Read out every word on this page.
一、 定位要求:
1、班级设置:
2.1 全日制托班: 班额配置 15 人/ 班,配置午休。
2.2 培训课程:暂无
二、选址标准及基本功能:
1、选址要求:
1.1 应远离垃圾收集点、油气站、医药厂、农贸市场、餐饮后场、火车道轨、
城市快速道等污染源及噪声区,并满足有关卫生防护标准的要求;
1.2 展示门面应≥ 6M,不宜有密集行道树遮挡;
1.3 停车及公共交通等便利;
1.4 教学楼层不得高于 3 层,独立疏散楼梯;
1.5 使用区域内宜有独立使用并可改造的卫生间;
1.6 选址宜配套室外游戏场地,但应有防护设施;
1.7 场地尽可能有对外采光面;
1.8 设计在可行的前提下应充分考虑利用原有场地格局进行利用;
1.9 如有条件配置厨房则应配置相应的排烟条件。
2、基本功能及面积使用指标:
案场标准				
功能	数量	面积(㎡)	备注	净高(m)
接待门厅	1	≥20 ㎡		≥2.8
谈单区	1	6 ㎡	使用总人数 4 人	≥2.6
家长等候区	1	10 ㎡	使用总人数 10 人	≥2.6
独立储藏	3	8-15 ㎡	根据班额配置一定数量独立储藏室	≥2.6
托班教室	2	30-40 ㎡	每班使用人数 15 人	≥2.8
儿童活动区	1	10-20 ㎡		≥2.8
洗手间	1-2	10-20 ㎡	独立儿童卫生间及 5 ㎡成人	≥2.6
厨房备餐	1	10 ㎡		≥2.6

______

What you have to do = Please reproduce the entire listing, exactly as shown.

Answer below =
Read out every word on this page.
一、 定位要求:
1、班级设置:
2.1 全日制托班: 班额配置 15 人/ 班,配置午休。
2.2 培训课程:暂无
二、选址标准及基本功能:
1、选址要求:
1.1 应远离垃圾收集点、油气站、医药厂、农贸市场、餐饮后场、火车道轨、
城市快速道等污染源及噪声区,并满足有关卫生防护标准的要求;
1.2 展示门面应≥ 6M,不宜有密集行道树遮挡;
1.3 停车及公共交通等便利;
1.4 教学楼层不得高于 3 层,独立疏散楼梯;
1.5 使用区域内宜有独立使用并可改造的卫生间;
1.6 选址宜配套室外游戏场地,但应有防护设施;
1.7 场地尽可能有对外采光面;
1.8 设计在可行的前提下应充分考虑利用原有场地格局进行利用;
1.9 如有条件配置厨房则应配置相应的排烟条件。
2、基本功能及面积使用指标:
案场标准				
功能	数量	面积(㎡)	备注	净高(m)
接待门厅	1	≥20 ㎡		≥2.8
谈单区	1	6 ㎡	使用总人数 4 人	≥2.6
家长等候区	1	10 ㎡	使用总人数 10 人	≥2.6
独立储藏	3	8-15 ㎡	根据班额配置一定数量独立储藏室	≥2.6
托班教室	2	30-40 ㎡	每班使用人数 15 人	≥2.8
儿童活动区	1	10-20 ㎡		≥2.8
洗手间	1-2	10-20 ㎡	独立儿童卫生间及 5 ㎡成人	≥2.6
厨房备餐	1	10 ㎡		≥2.6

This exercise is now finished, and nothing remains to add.